Record list —
+---+
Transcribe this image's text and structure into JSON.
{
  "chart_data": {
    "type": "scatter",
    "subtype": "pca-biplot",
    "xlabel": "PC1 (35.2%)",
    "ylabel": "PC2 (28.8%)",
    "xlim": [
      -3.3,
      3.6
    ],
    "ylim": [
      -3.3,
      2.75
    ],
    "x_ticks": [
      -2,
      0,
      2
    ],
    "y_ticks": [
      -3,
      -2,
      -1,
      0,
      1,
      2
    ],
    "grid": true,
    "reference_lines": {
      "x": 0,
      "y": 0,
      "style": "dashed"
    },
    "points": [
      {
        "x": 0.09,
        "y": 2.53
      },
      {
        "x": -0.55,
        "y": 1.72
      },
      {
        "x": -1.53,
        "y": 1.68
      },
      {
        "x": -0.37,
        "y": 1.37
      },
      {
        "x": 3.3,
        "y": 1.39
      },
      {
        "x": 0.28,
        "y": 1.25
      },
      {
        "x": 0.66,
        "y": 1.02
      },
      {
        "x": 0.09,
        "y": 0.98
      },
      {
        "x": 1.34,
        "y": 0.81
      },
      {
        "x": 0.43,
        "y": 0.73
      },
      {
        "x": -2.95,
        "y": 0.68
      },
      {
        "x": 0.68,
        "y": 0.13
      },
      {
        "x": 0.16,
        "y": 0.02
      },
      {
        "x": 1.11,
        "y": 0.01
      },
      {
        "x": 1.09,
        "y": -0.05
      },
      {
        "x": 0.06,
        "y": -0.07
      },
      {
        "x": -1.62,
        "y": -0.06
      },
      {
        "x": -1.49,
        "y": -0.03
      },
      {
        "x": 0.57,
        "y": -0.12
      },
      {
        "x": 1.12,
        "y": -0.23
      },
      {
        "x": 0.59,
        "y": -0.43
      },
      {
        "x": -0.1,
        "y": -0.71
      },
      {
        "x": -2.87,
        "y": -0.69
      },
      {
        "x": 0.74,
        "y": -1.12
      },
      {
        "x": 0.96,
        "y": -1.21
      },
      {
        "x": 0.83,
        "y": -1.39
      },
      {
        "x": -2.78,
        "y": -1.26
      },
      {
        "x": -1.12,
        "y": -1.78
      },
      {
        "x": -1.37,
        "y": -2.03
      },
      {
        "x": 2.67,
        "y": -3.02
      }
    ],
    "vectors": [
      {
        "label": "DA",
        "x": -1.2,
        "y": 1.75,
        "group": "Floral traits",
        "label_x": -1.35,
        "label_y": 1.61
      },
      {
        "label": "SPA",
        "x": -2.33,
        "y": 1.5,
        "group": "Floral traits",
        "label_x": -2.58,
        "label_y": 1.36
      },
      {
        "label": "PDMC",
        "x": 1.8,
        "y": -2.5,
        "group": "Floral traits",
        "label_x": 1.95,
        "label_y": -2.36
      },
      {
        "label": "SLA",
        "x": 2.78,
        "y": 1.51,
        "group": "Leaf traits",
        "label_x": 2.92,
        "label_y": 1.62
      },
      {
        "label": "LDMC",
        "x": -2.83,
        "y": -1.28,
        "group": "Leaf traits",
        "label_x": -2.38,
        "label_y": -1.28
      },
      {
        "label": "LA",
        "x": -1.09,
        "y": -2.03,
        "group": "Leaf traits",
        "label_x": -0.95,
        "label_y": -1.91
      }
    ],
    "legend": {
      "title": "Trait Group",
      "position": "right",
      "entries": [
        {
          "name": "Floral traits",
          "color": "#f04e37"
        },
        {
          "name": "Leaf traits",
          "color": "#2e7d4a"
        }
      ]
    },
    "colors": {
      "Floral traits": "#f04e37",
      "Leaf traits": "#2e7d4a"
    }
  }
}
+---+
Written instruction — Copy the data above exactly. Every line must be included.

Written reply —
Transcribe this image's text and structure into JSON.
{
  "chart_data": {
    "type": "scatter",
    "subtype": "pca-biplot",
    "xlabel": "PC1 (35.2%)",
    "ylabel": "PC2 (28.8%)",
    "xlim": [
      -3.3,
      3.6
    ],
    "ylim": [
      -3.3,
      2.75
    ],
    "x_ticks": [
      -2,
      0,
      2
    ],
    "y_ticks": [
      -3,
      -2,
      -1,
      0,
      1,
      2
    ],
    "grid": true,
    "reference_lines": {
      "x": 0,
      "y": 0,
      "style": "dashed"
    },
    "points": [
      {
        "x": 0.09,
        "y": 2.53
      },
      {
        "x": -0.55,
        "y": 1.72
      },
      {
        "x": -1.53,
        "y": 1.68
      },
      {
        "x": -0.37,
        "y": 1.37
      },
      {
        "x": 3.3,
        "y": 1.39
      },
      {
        "x": 0.28,
        "y": 1.25
      },
      {
        "x": 0.66,
        "y": 1.02
      },
      {
        "x": 0.09,
        "y": 0.98
      },
      {
        "x": 1.34,
        "y": 0.81
      },
      {
        "x": 0.43,
        "y": 0.73
      },
      {
        "x": -2.95,
        "y": 0.68
      },
      {
        "x": 0.68,
        "y": 0.13
      },
      {
        "x": 0.16,
        "y": 0.02
      },
      {
        "x": 1.11,
        "y": 0.01
      },
      {
        "x": 1.09,
        "y": -0.05
      },
      {
        "x": 0.06,
        "y": -0.07
      },
      {
        "x": -1.62,
        "y": -0.06
      },
      {
        "x": -1.49,
        "y": -0.03
      },
      {
        "x": 0.57,
        "y": -0.12
      },
      {
        "x": 1.12,
        "y": -0.23
      },
      {
        "x": 0.59,
        "y": -0.43
      },
      {
        "x": -0.1,
        "y": -0.71
      },
      {
        "x": -2.87,
        "y": -0.69
      },
      {
        "x": 0.74,
        "y": -1.12
      },
      {
        "x": 0.96,
        "y": -1.21
      },
      {
        "x": 0.83,
        "y": -1.39
      },
      {
        "x": -2.78,
        "y": -1.26
      },
      {
        "x": -1.12,
        "y": -1.78
      },
      {
        "x": -1.37,
        "y": -2.03
      },
      {
        "x": 2.67,
        "y": -3.02
      }
    ],
    "vectors": [
      {
        "label": "DA",
        "x": -1.2,
        "y": 1.75,
        "group": "Floral traits",
        "label_x": -1.35,
        "label_y": 1.61
      },
      {
        "label": "SPA",
        "x": -2.33,
        "y": 1.5,
        "group": "Floral traits",
        "label_x": -2.58,
        "label_y": 1.36
      },
      {
        "label": "PDMC",
        "x": 1.8,
        "y": -2.5,
        "group": "Floral traits",
        "label_x": 1.95,
        "label_y": -2.36
      },
      {
        "label": "SLA",
        "x": 2.78,
        "y": 1.51,
        "group": "Leaf traits",
        "label_x": 2.92,
        "label_y": 1.62
      },
      {
        "label": "LDMC",
        "x": -2.83,
        "y": -1.28,
        "group": "Leaf traits",
        "label_x": -2.38,
        "label_y": -1.28
      },
      {
        "label": "LA",
        "x": -1.09,
        "y": -2.03,
        "group": "Leaf traits",
        "label_x": -0.95,
        "label_y": -1.91
      }
    ],
    "legend": {
      "title": "Trait Group",
      "position": "right",
      "entries": [
        {
          "name": "Floral traits",
          "color": "#f04e37"
        },
        {
          "name": "Leaf traits",
          "color": "#2e7d4a"
        }
      ]
    },
    "colors": {
      "Floral traits": "#f04e37",
      "Leaf traits": "#2e7d4a"
    }
  }
}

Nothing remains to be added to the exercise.